• WHAT NEEDS TO BE DONE
State how many lines of the entries hold the string "pagrindinis", and output nothing but that count.

• Data listing

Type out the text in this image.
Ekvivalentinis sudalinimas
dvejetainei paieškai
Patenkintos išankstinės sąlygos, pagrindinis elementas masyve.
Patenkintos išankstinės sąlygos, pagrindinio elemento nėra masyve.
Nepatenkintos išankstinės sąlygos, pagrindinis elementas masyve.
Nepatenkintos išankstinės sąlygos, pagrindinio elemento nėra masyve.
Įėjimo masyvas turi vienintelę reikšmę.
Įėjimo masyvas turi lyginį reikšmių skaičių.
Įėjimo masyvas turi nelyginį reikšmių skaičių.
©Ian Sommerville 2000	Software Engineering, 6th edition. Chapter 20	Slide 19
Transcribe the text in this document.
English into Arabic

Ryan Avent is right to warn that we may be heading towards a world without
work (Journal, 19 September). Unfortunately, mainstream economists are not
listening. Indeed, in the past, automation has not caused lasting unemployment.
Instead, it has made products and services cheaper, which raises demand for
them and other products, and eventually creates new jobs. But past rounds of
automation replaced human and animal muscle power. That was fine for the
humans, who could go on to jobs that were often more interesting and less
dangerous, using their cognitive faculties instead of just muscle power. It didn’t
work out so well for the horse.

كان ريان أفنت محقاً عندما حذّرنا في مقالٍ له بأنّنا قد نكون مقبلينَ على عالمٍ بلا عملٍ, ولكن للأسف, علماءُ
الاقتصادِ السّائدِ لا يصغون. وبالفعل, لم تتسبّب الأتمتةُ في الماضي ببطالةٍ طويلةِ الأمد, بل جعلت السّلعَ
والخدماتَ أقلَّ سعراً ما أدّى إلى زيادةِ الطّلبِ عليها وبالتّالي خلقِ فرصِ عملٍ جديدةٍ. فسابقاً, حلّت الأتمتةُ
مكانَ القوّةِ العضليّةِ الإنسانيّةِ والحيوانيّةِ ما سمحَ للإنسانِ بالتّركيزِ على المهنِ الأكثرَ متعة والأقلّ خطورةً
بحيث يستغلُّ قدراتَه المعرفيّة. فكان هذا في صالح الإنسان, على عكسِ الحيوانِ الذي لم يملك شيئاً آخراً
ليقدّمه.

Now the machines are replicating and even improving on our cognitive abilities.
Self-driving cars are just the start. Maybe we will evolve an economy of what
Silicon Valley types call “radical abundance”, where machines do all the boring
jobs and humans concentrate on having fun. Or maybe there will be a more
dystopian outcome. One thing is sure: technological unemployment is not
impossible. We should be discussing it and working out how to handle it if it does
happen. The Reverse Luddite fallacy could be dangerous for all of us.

• FULL RESPONSE
2